● **Your task**: Put each line below into a JSON list of strings, one string per line, starting with the line that contains "Segment this screenshot: for" and going on through the line that contains "- passage-line: is", both included. Leave out blank lines and any lines outside that range.

>> START Exercise data

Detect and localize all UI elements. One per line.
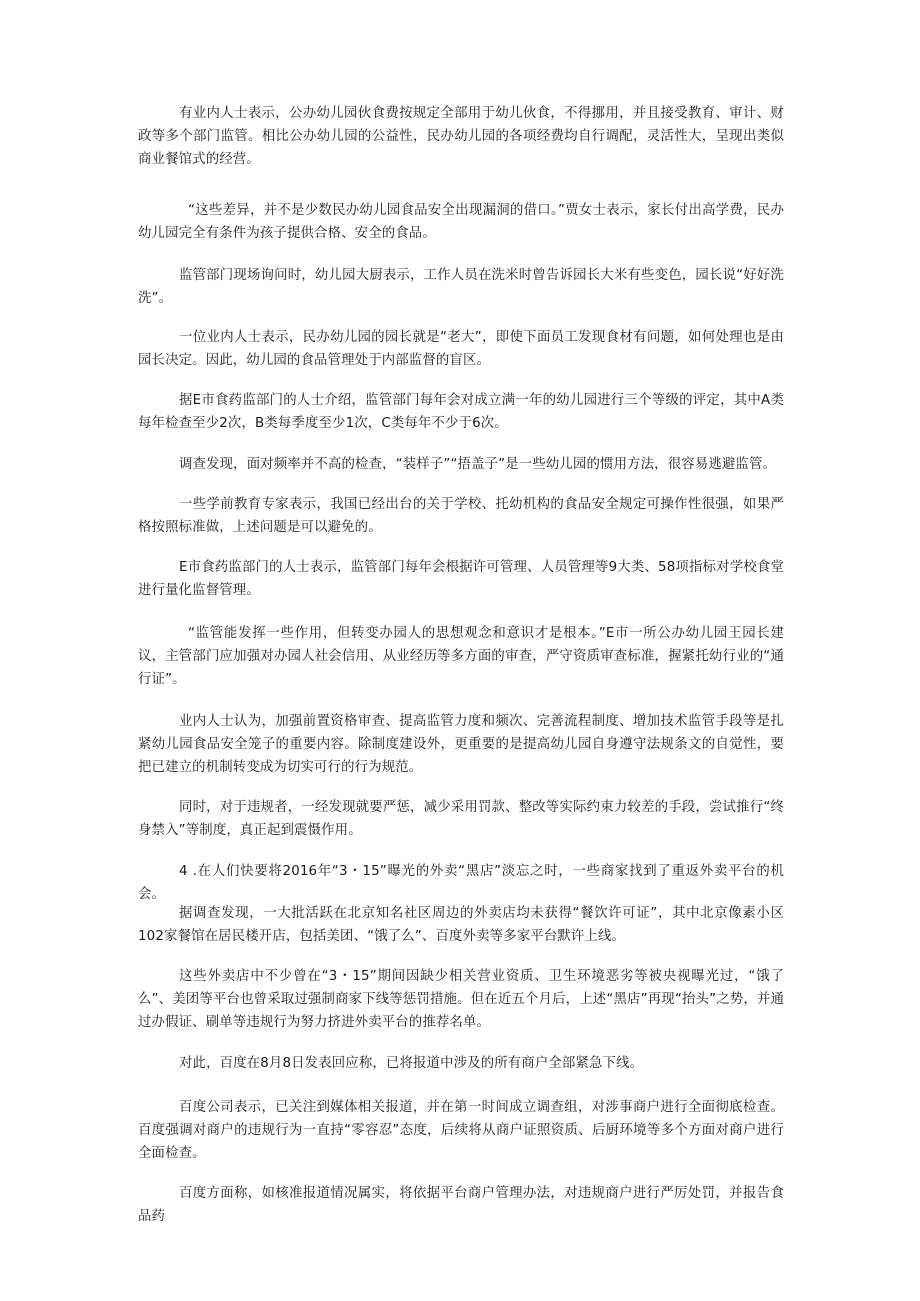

>> END Exercise data
>> START Exercise data

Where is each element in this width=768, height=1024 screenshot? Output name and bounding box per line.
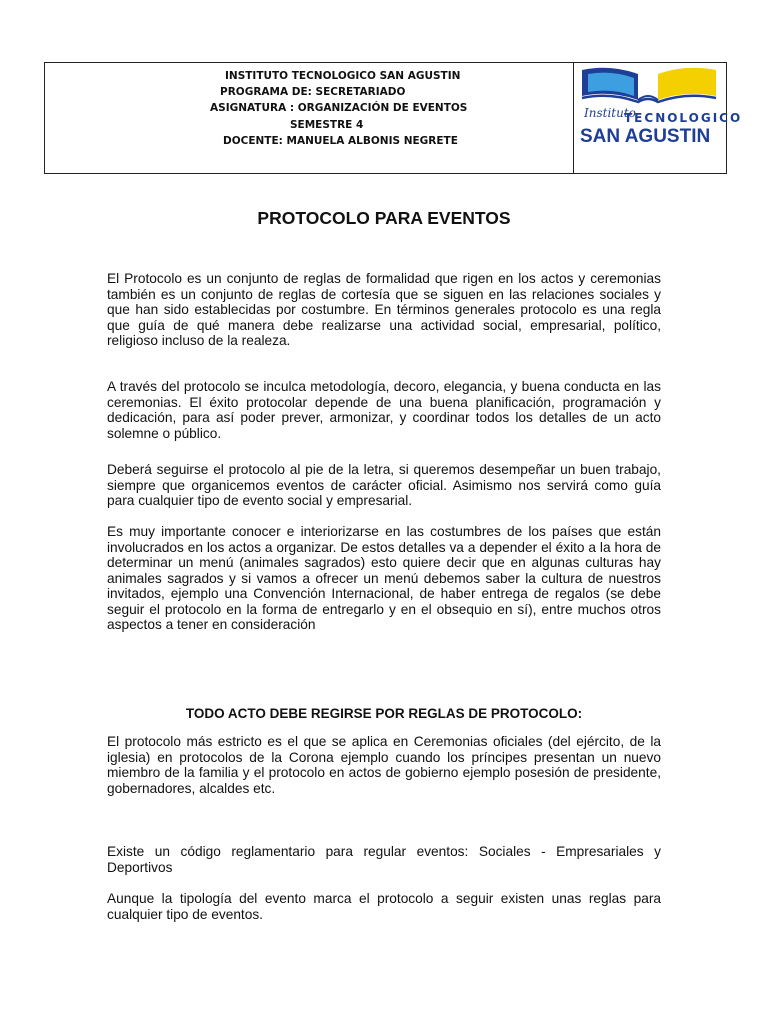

>> END Exercise data
>> START Exercise data

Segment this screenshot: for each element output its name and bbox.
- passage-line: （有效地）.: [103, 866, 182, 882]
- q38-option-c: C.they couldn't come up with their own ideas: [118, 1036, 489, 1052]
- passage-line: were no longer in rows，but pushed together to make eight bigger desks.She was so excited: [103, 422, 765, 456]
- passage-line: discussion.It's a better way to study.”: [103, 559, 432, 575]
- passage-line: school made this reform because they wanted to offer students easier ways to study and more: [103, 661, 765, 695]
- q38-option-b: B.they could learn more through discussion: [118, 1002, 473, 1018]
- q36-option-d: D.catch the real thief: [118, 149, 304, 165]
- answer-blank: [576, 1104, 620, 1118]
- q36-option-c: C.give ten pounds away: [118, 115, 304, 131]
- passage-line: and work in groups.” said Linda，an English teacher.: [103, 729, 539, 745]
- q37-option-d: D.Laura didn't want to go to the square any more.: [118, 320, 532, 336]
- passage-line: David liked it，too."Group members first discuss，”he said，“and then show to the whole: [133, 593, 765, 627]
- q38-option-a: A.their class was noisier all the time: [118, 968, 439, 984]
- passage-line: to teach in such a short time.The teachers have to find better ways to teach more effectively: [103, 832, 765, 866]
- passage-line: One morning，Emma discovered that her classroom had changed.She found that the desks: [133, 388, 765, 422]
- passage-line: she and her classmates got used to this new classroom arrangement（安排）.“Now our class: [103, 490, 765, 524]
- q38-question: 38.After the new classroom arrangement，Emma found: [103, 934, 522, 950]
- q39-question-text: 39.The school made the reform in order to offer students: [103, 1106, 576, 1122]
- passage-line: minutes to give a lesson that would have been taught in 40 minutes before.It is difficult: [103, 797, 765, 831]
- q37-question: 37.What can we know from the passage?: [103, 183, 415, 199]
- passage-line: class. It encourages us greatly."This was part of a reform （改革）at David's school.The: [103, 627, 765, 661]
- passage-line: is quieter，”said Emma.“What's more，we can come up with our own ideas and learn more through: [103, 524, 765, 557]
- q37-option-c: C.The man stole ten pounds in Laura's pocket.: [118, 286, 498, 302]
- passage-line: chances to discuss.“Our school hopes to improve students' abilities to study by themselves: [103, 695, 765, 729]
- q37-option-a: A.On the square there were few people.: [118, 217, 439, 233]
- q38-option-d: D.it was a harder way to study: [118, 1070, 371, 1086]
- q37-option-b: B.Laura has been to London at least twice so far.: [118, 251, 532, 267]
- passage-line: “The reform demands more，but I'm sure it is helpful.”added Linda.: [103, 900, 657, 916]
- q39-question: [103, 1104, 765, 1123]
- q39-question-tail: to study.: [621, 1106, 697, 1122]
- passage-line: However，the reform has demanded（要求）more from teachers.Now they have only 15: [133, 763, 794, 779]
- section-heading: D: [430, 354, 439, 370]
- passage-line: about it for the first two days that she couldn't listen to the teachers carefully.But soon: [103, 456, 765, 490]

>> END Exercise data

● **Solution below**:
[
  "Segment this screenshot: for each element output its name and bbox.",
  "- passage-line: （有效地）.: [103, 866, 182, 882]",
  "- q38-option-c: C.they couldn't come up with their own ideas: [118, 1036, 489, 1052]",
  "- passage-line: were no longer in rows，but pushed together to make eight bigger desks.She was so excited: [103, 422, 765, 456]",
  "- passage-line: discussion.It's a better way to study.”: [103, 559, 432, 575]",
  "- passage-line: school made this reform because they wanted to offer students easier ways to study and more: [103, 661, 765, 695]",
  "- q38-option-b: B.they could learn more through discussion: [118, 1002, 473, 1018]",
  "- q36-option-d: D.catch the real thief: [118, 149, 304, 165]",
  "- answer-blank: [576, 1104, 620, 1118]",
  "- q36-option-c: C.give ten pounds away: [118, 115, 304, 131]",
  "- passage-line: and work in groups.” said Linda，an English teacher.: [103, 729, 539, 745]",
  "- q37-option-d: D.Laura didn't want to go to the square any more.: [118, 320, 532, 336]",
  "- passage-line: David liked it，too.\"Group members first discuss，”he said，“and then show to the whole: [133, 593, 765, 627]",
  "- q38-option-a: A.their class was noisier all the time: [118, 968, 439, 984]",
  "- passage-line: to teach in such a short time.The teachers have to find better ways to teach more effectively: [103, 832, 765, 866]",
  "- passage-line: One morning，Emma discovered that her classroom had changed.She found that the desks: [133, 388, 765, 422]",
  "- passage-line: she and her classmates got used to this new classroom arrangement（安排）.“Now our class: [103, 490, 765, 524]",
  "- q38-question: 38.After the new classroom arrangement，Emma found: [103, 934, 522, 950]",
  "- q39-question-text: 39.The school made the reform in order to offer students: [103, 1106, 576, 1122]",
  "- passage-line: minutes to give a lesson that would have been taught in 40 minutes before.It is difficult: [103, 797, 765, 831]",
  "- q37-question: 37.What can we know from the passage?: [103, 183, 415, 199]",
  "- passage-line: class. It encourages us greatly.\"This was part of a reform （改革）at David's school.The: [103, 627, 765, 661]",
  "- passage-line: is quieter，”said Emma.“What's more，we can come up with our own ideas and learn more through: [103, 524, 765, 557]"
]